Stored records
▬▬▬▬▬▬▬▬▬▬

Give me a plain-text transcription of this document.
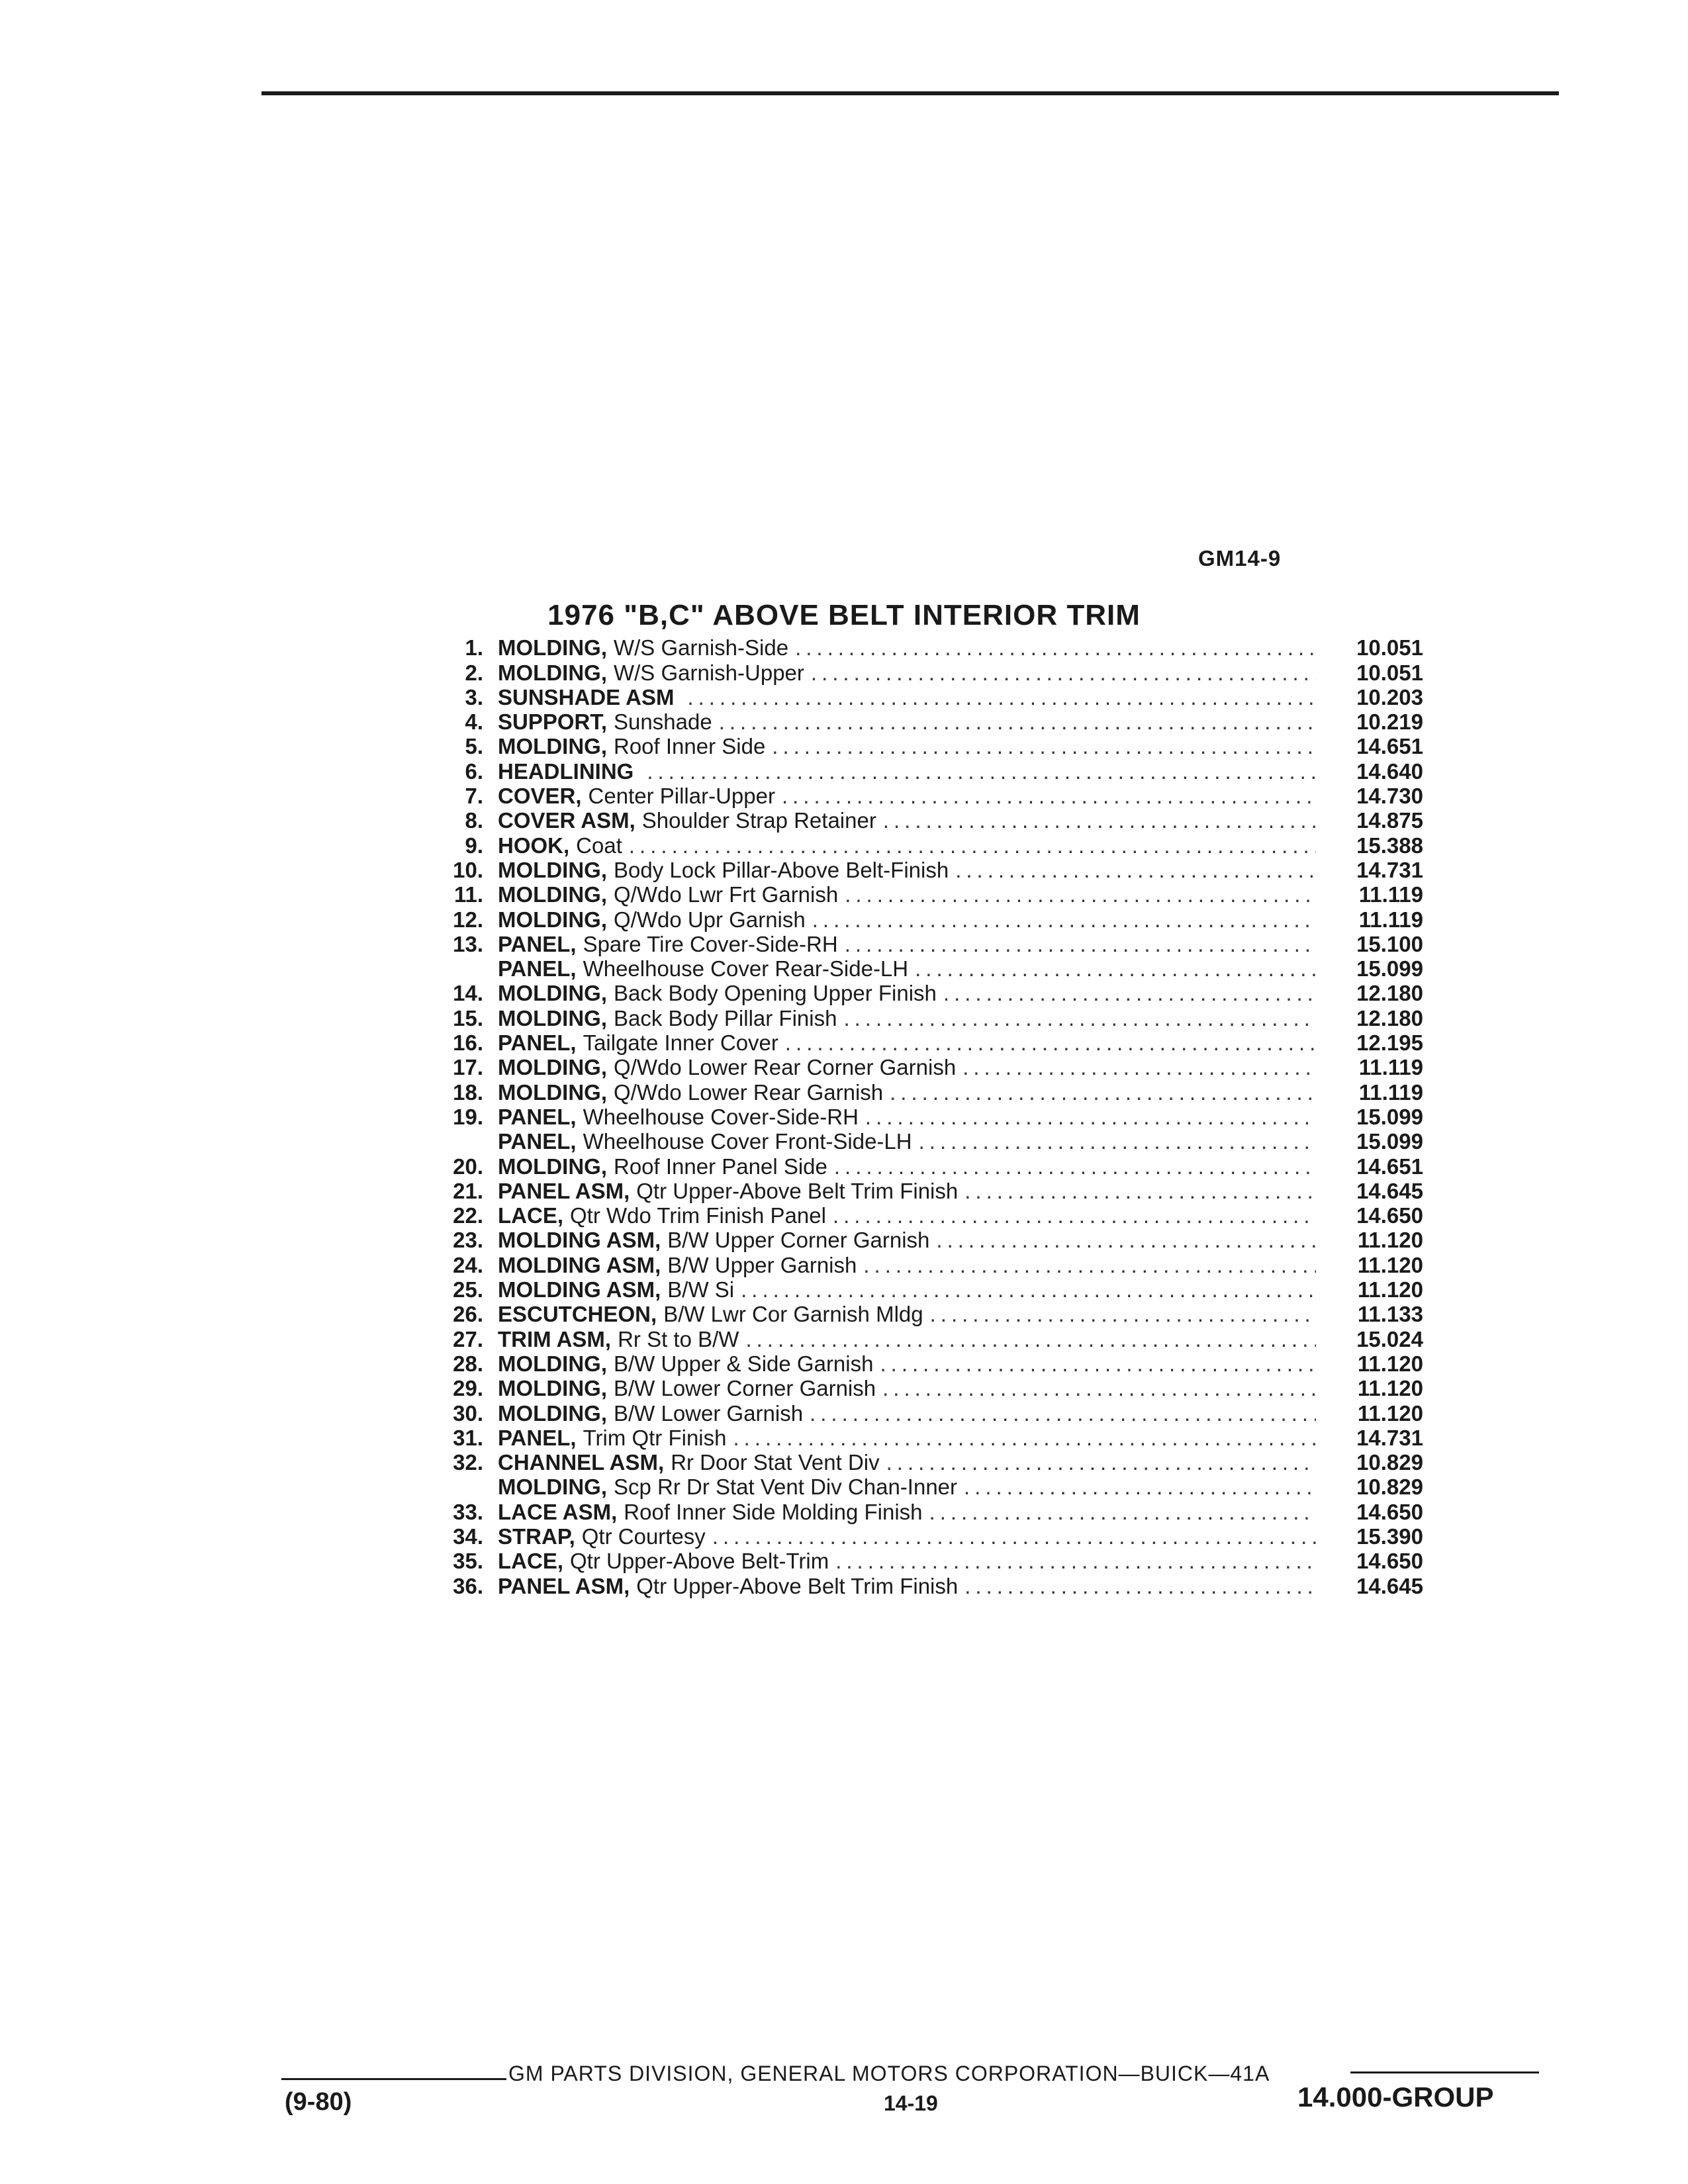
GM14-9
1976 "B,C" ABOVE BELT INTERIOR TRIM
1. MOLDING, W/S Garnish-Side .....	10.051
2. MOLDING, W/S Garnish-Upper .....	10.051
3. SUNSHADE ASM .....	10.203
4. SUPPORT, Sunshade .....	10.219
5. MOLDING, Roof Inner Side .....	14.651
6. HEADLINING .....	14.640
7. COVER, Center Pillar-Upper .....	14.730
8. COVER ASM, Shoulder Strap Retainer .....	14.875
9. HOOK, Coat .....	15.388
10. MOLDING, Body Lock Pillar-Above Belt-Finish .....	14.731
11. MOLDING, Q/Wdo Lwr Frt Garnish .....	11.119
12. MOLDING, Q/Wdo Upr Garnish .....	11.119
13. PANEL, Spare Tire Cover-Side-RH .....	15.100
PANEL, Wheelhouse Cover Rear-Side-LH .....	15.099
14. MOLDING, Back Body Opening Upper Finish .....	12.180
15. MOLDING, Back Body Pillar Finish .....	12.180
16. PANEL, Tailgate Inner Cover .....	12.195
17. MOLDING, Q/Wdo Lower Rear Corner Garnish .....	11.119
18. MOLDING, Q/Wdo Lower Rear Garnish .....	11.119
19. PANEL, Wheelhouse Cover-Side-RH .....	15.099
PANEL, Wheelhouse Cover Front-Side-LH .....	15.099
20. MOLDING, Roof Inner Panel Side .....	14.651
21. PANEL ASM, Qtr Upper-Above Belt Trim Finish .....	14.645
22. LACE, Qtr Wdo Trim Finish Panel .....	14.650
23. MOLDING ASM, B/W Upper Corner Garnish .....	11.120
24. MOLDING ASM, B/W Upper Garnish .....	11.120
25. MOLDING ASM, B/W Si .....	11.120
26. ESCUTCHEON, B/W Lwr Cor Garnish Mldg .....	11.133
27. TRIM ASM, Rr St to B/W .....	15.024
28. MOLDING, B/W Upper & Side Garnish .....	11.120
29. MOLDING, B/W Lower Corner Garnish .....	11.120
30. MOLDING, B/W Lower Garnish .....	11.120
31. PANEL, Trim Qtr Finish .....	14.731
32. CHANNEL ASM, Rr Door Stat Vent Div .....	10.829
MOLDING, Scp Rr Dr Stat Vent Div Chan-Inner .....	10.829
33. LACE ASM, Roof Inner Side Molding Finish .....	14.650
34. STRAP, Qtr Courtesy .....	15.390
35. LACE, Qtr Upper-Above Belt-Trim .....	14.650
36. PANEL ASM, Qtr Upper-Above Belt Trim Finish .....	14.645
GM PARTS DIVISION, GENERAL MOTORS CORPORATION—BUICK—41A
(9-80)	14-19	14.000-GROUP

▬▬▬▬▬▬▬▬▬▬

> Problem to solve:
Drop the images and quote the entries word for word.

> Finished answer:
Give me a plain-text transcription of this document.
GM14-9
1976 "B,C" ABOVE BELT INTERIOR TRIM
1. MOLDING, W/S Garnish-Side .....	10.051
2. MOLDING, W/S Garnish-Upper .....	10.051
3. SUNSHADE ASM .....	10.203
4. SUPPORT, Sunshade .....	10.219
5. MOLDING, Roof Inner Side .....	14.651
6. HEADLINING .....	14.640
7. COVER, Center Pillar-Upper .....	14.730
8. COVER ASM, Shoulder Strap Retainer .....	14.875
9. HOOK, Coat .....	15.388
10. MOLDING, Body Lock Pillar-Above Belt-Finish .....	14.731
11. MOLDING, Q/Wdo Lwr Frt Garnish .....	11.119
12. MOLDING, Q/Wdo Upr Garnish .....	11.119
13. PANEL, Spare Tire Cover-Side-RH .....	15.100
PANEL, Wheelhouse Cover Rear-Side-LH .....	15.099
14. MOLDING, Back Body Opening Upper Finish .....	12.180
15. MOLDING, Back Body Pillar Finish .....	12.180
16. PANEL, Tailgate Inner Cover .....	12.195
17. MOLDING, Q/Wdo Lower Rear Corner Garnish .....	11.119
18. MOLDING, Q/Wdo Lower Rear Garnish .....	11.119
19. PANEL, Wheelhouse Cover-Side-RH .....	15.099
PANEL, Wheelhouse Cover Front-Side-LH .....	15.099
20. MOLDING, Roof Inner Panel Side .....	14.651
21. PANEL ASM, Qtr Upper-Above Belt Trim Finish .....	14.645
22. LACE, Qtr Wdo Trim Finish Panel .....	14.650
23. MOLDING ASM, B/W Upper Corner Garnish .....	11.120
24. MOLDING ASM, B/W Upper Garnish .....	11.120
25. MOLDING ASM, B/W Si .....	11.120
26. ESCUTCHEON, B/W Lwr Cor Garnish Mldg .....	11.133
27. TRIM ASM, Rr St to B/W .....	15.024
28. MOLDING, B/W Upper & Side Garnish .....	11.120
29. MOLDING, B/W Lower Corner Garnish .....	11.120
30. MOLDING, B/W Lower Garnish .....	11.120
31. PANEL, Trim Qtr Finish .....	14.731
32. CHANNEL ASM, Rr Door Stat Vent Div .....	10.829
MOLDING, Scp Rr Dr Stat Vent Div Chan-Inner .....	10.829
33. LACE ASM, Roof Inner Side Molding Finish .....	14.650
34. STRAP, Qtr Courtesy .....	15.390
35. LACE, Qtr Upper-Above Belt-Trim .....	14.650
36. PANEL ASM, Qtr Upper-Above Belt Trim Finish .....	14.645
GM PARTS DIVISION, GENERAL MOTORS CORPORATION—BUICK—41A
(9-80)	14-19	14.000-GROUP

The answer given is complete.